[Start The data]

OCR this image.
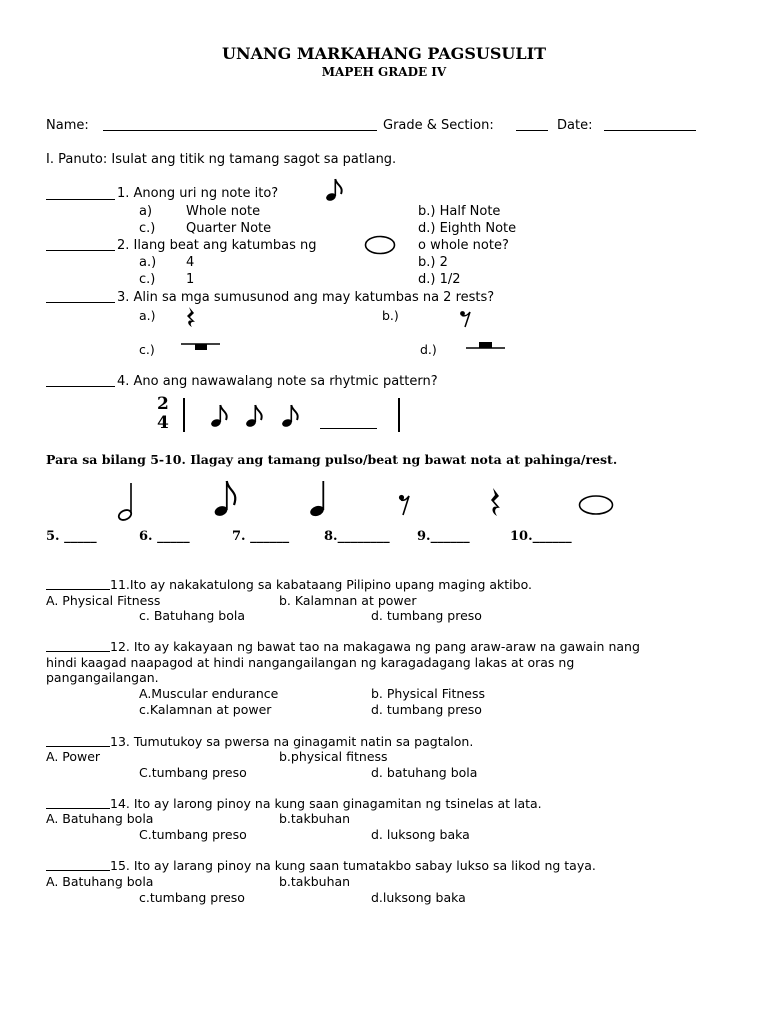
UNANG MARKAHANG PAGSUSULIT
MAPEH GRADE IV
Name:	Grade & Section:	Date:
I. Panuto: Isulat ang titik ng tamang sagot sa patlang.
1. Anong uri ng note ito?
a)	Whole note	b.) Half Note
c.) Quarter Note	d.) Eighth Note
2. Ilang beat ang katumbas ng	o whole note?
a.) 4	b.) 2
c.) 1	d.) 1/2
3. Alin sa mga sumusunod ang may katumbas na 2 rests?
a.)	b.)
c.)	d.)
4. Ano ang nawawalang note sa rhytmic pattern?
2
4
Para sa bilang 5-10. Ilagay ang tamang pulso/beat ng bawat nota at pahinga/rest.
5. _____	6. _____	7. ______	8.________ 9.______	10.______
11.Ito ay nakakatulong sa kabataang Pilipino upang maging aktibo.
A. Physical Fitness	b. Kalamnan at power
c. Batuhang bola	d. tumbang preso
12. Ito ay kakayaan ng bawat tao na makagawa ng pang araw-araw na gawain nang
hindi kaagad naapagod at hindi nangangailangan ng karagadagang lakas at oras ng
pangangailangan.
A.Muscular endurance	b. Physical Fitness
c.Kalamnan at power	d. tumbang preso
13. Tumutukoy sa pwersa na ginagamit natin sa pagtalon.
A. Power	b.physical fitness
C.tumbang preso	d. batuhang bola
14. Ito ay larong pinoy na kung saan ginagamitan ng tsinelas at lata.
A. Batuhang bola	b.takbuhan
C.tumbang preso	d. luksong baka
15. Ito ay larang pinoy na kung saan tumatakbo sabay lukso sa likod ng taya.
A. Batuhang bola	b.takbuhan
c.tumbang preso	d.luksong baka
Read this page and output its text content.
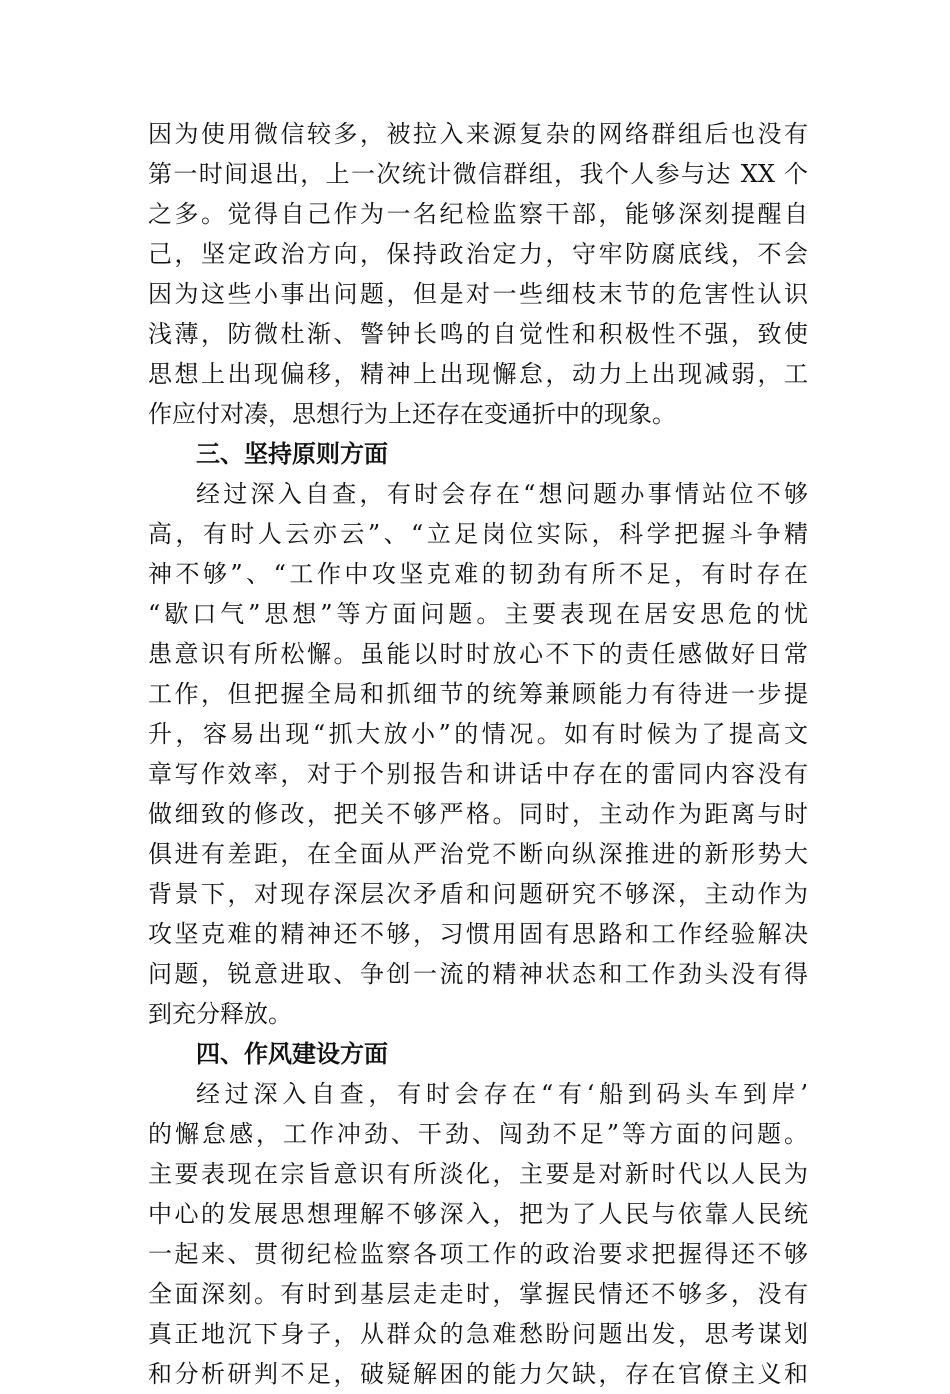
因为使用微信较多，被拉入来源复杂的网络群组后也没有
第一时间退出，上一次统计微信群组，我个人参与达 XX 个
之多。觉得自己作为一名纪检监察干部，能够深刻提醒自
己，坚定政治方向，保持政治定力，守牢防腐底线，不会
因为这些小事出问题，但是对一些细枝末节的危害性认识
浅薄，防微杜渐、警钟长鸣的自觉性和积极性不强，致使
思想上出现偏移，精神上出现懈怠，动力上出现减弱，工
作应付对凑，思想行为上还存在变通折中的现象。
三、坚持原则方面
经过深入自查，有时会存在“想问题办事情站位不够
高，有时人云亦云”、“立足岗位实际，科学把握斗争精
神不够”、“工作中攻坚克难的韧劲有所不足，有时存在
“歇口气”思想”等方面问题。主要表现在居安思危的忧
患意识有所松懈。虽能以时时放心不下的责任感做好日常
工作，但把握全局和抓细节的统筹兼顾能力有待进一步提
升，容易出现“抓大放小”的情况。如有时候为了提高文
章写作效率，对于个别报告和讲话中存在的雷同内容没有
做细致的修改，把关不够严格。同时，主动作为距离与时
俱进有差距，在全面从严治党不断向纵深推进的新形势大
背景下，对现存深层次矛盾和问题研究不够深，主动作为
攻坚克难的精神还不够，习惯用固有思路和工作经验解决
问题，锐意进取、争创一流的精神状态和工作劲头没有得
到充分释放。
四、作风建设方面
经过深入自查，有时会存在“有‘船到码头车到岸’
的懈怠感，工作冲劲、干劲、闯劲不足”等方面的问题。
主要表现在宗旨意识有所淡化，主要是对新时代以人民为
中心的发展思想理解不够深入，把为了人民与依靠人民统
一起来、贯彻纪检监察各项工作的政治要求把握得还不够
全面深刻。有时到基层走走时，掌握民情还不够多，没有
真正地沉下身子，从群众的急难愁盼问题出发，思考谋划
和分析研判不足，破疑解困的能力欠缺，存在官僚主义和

[End The data]

Work required » Leave out the pictures and reproduce the rest of the listing exactly.

Response »
OCR this image.
UNANG MARKAHANG PAGSUSULIT
MAPEH GRADE IV
Name:	Grade & Section:	Date:
I. Panuto: Isulat ang titik ng tamang sagot sa patlang.
1. Anong uri ng note ito?
a)	Whole note	b.) Half Note
c.) Quarter Note	d.) Eighth Note
2. Ilang beat ang katumbas ng	o whole note?
a.) 4	b.) 2
c.) 1	d.) 1/2
3. Alin sa mga sumusunod ang may katumbas na 2 rests?
a.)	b.)
c.)	d.)
4. Ano ang nawawalang note sa rhytmic pattern?
2
4
Para sa bilang 5-10. Ilagay ang tamang pulso/beat ng bawat nota at pahinga/rest.
5. _____	6. _____	7. ______	8.________ 9.______	10.______
11.Ito ay nakakatulong sa kabataang Pilipino upang maging aktibo.
A. Physical Fitness	b. Kalamnan at power
c. Batuhang bola	d. tumbang preso
12. Ito ay kakayaan ng bawat tao na makagawa ng pang araw-araw na gawain nang
hindi kaagad naapagod at hindi nangangailangan ng karagadagang lakas at oras ng
pangangailangan.
A.Muscular endurance	b. Physical Fitness
c.Kalamnan at power	d. tumbang preso
13. Tumutukoy sa pwersa na ginagamit natin sa pagtalon.
A. Power	b.physical fitness
C.tumbang preso	d. batuhang bola
14. Ito ay larong pinoy na kung saan ginagamitan ng tsinelas at lata.
A. Batuhang bola	b.takbuhan
C.tumbang preso	d. luksong baka
15. Ito ay larang pinoy na kung saan tumatakbo sabay lukso sa likod ng taya.
A. Batuhang bola	b.takbuhan
c.tumbang preso	d.luksong baka
Read this page and output its text content.
因为使用微信较多，被拉入来源复杂的网络群组后也没有
第一时间退出，上一次统计微信群组，我个人参与达 XX 个
之多。觉得自己作为一名纪检监察干部，能够深刻提醒自
己，坚定政治方向，保持政治定力，守牢防腐底线，不会
因为这些小事出问题，但是对一些细枝末节的危害性认识
浅薄，防微杜渐、警钟长鸣的自觉性和积极性不强，致使
思想上出现偏移，精神上出现懈怠，动力上出现减弱，工
作应付对凑，思想行为上还存在变通折中的现象。
三、坚持原则方面
经过深入自查，有时会存在“想问题办事情站位不够
高，有时人云亦云”、“立足岗位实际，科学把握斗争精
神不够”、“工作中攻坚克难的韧劲有所不足，有时存在
“歇口气”思想”等方面问题。主要表现在居安思危的忧
患意识有所松懈。虽能以时时放心不下的责任感做好日常
工作，但把握全局和抓细节的统筹兼顾能力有待进一步提
升，容易出现“抓大放小”的情况。如有时候为了提高文
章写作效率，对于个别报告和讲话中存在的雷同内容没有
做细致的修改，把关不够严格。同时，主动作为距离与时
俱进有差距，在全面从严治党不断向纵深推进的新形势大
背景下，对现存深层次矛盾和问题研究不够深，主动作为
攻坚克难的精神还不够，习惯用固有思路和工作经验解决
问题，锐意进取、争创一流的精神状态和工作劲头没有得
到充分释放。
四、作风建设方面
经过深入自查，有时会存在“有‘船到码头车到岸’
的懈怠感，工作冲劲、干劲、闯劲不足”等方面的问题。
主要表现在宗旨意识有所淡化，主要是对新时代以人民为
中心的发展思想理解不够深入，把为了人民与依靠人民统
一起来、贯彻纪检监察各项工作的政治要求把握得还不够
全面深刻。有时到基层走走时，掌握民情还不够多，没有
真正地沉下身子，从群众的急难愁盼问题出发，思考谋划
和分析研判不足，破疑解困的能力欠缺，存在官僚主义和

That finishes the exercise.